DATA PROVIDED -
-- Start --

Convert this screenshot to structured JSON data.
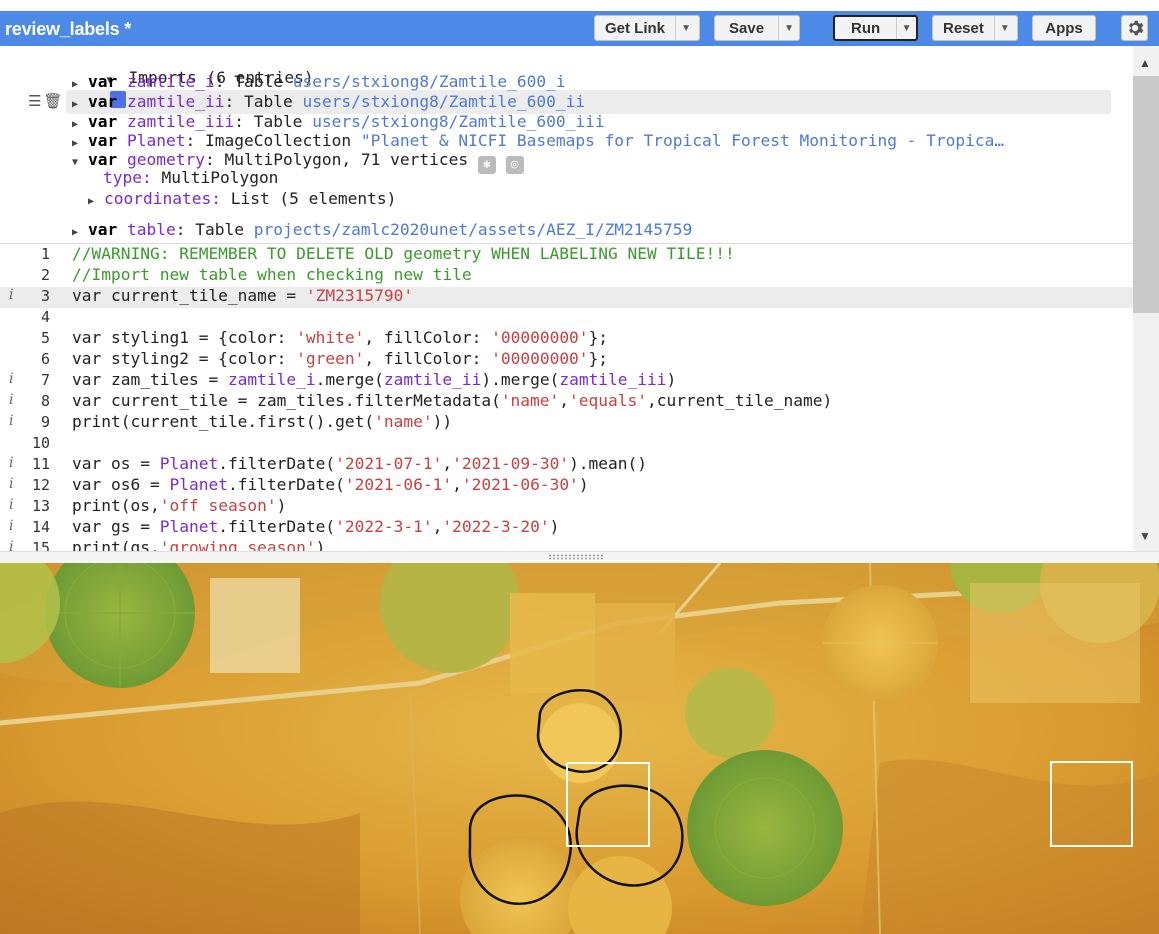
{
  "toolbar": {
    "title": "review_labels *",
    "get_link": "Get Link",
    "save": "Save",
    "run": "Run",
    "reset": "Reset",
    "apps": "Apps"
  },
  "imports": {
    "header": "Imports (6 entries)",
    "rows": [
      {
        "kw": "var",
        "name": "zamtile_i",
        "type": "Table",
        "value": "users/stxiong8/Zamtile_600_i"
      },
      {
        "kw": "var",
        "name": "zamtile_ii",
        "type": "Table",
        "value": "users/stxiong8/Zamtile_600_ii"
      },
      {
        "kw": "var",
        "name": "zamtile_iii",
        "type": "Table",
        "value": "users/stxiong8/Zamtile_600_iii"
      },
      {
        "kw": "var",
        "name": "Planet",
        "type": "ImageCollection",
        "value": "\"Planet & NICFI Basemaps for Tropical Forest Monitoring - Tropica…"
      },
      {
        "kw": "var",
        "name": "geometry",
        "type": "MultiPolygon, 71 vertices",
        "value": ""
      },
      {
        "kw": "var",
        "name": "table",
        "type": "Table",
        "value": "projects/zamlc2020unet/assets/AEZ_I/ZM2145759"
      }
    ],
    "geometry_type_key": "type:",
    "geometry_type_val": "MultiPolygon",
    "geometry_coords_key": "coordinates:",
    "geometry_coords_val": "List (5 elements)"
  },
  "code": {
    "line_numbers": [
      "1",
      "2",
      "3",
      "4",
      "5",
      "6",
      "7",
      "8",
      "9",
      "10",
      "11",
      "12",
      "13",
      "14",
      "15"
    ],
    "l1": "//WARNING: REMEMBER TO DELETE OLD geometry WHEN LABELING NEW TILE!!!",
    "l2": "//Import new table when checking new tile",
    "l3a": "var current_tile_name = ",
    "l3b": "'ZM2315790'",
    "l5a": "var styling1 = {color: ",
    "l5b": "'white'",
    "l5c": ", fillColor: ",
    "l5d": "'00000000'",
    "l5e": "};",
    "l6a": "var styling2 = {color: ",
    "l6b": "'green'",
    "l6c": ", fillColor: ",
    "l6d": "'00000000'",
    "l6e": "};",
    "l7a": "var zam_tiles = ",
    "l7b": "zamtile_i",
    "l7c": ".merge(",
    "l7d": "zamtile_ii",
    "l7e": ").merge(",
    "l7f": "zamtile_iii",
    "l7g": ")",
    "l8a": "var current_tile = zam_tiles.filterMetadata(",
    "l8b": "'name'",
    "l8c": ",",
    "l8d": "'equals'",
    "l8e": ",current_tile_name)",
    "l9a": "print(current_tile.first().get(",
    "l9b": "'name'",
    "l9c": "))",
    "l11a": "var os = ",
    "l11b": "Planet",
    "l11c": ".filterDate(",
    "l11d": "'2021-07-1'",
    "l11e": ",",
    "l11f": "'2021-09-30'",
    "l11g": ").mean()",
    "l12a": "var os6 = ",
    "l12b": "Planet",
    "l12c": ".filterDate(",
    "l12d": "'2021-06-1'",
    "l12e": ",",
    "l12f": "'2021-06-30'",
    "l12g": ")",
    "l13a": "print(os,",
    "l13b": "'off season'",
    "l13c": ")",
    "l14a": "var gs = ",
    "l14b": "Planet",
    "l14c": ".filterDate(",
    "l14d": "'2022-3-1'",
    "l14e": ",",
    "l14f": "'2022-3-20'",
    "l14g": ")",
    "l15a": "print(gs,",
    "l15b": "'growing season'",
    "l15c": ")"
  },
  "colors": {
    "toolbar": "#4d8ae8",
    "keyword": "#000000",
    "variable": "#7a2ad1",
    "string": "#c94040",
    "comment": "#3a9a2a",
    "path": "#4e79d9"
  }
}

-- End --
-- Start --

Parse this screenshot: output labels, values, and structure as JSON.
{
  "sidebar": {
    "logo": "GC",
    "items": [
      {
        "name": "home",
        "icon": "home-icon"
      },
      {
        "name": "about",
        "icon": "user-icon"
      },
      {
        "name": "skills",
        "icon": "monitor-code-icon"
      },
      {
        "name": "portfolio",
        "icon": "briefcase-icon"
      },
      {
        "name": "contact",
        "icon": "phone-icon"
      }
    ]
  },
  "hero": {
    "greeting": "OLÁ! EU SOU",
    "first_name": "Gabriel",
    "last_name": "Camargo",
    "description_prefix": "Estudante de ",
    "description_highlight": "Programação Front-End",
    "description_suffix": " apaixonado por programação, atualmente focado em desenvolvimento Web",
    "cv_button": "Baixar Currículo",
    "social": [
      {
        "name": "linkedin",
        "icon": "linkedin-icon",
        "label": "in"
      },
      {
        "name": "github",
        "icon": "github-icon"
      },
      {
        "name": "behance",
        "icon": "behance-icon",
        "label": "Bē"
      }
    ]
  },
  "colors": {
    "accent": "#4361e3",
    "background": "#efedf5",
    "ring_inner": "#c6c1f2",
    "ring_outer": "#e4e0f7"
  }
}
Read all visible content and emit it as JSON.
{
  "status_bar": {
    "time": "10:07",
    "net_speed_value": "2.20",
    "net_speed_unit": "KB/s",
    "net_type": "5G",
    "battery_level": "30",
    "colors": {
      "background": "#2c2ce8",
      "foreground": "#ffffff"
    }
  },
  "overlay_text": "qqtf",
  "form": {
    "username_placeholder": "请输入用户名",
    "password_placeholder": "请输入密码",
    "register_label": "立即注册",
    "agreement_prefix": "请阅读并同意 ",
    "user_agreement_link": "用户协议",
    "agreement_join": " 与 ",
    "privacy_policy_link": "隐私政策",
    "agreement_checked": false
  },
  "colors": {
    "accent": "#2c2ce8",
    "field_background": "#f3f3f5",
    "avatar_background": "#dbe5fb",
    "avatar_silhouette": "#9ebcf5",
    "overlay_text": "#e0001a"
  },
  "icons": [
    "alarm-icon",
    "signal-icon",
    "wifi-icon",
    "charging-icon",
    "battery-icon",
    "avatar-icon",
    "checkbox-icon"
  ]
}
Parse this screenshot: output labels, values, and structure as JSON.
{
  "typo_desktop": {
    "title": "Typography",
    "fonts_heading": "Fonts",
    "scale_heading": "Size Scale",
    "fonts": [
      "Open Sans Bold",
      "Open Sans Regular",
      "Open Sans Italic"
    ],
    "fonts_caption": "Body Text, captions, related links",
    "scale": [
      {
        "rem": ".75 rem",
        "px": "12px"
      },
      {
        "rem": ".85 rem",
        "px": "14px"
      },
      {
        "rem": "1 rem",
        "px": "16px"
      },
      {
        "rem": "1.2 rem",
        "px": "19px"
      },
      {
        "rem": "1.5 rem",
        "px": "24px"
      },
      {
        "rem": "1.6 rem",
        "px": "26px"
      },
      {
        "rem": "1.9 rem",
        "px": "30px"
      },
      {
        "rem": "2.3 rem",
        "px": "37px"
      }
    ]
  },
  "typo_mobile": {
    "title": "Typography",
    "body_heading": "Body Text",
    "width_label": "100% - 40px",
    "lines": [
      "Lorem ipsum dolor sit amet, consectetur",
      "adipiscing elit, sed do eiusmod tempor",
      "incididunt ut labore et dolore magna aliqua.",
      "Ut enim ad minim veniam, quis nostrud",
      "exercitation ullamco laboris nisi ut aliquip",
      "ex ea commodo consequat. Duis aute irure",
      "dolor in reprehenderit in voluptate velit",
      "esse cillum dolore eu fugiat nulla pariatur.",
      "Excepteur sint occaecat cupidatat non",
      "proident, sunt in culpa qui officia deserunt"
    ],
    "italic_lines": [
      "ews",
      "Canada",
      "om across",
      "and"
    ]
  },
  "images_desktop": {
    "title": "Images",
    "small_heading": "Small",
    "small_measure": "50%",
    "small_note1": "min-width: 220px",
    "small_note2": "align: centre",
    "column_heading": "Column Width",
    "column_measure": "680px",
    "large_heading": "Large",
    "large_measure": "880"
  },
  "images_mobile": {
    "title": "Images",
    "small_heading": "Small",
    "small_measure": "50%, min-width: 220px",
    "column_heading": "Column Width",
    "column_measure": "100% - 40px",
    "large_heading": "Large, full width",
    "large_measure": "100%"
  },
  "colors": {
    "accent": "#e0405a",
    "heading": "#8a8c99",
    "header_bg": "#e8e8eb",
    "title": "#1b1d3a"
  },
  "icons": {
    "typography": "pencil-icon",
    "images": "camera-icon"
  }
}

-- End --

WHAT THIS TASK INVOLVES -
List all lines from the entries that include the word "MultiPolygon".

RESULT OF THIS EXERCISE -
        "type": "MultiPolygon, 71 vertices",
    "geometry_type_val": "MultiPolygon",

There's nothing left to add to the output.